### What to produce
Search the entries for the word "Paytm" and pull out each line that has it.
• • • • •
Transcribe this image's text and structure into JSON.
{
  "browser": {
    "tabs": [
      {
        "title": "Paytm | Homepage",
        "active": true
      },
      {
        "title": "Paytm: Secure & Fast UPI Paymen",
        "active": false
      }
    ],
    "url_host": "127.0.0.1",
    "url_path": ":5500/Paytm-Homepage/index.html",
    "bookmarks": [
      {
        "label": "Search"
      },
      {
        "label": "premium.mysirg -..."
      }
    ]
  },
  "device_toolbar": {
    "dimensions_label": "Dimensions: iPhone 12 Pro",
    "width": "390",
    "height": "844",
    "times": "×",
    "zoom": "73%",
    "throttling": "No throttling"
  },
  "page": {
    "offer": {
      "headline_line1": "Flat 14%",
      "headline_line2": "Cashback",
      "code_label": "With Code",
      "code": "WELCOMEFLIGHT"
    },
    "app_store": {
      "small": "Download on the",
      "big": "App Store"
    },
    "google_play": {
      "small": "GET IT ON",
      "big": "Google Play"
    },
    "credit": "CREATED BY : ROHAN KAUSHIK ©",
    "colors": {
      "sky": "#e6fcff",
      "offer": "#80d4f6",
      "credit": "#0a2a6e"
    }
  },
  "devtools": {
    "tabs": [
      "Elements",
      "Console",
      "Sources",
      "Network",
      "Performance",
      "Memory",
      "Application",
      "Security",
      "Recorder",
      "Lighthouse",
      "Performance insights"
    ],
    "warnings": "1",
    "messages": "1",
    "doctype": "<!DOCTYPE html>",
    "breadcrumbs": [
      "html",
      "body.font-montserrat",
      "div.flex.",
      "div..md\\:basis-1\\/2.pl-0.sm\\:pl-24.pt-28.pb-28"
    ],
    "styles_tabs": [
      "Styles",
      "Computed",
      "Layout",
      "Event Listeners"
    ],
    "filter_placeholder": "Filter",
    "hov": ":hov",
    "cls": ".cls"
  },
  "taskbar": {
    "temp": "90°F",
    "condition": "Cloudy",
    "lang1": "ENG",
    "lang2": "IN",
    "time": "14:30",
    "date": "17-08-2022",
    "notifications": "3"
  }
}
• • • • •
### Response
        "title": "Paytm | Homepage",
        "title": "Paytm: Secure & Fast UPI Paymen",
    "url_path": ":5500/Paytm-Homepage/index.html",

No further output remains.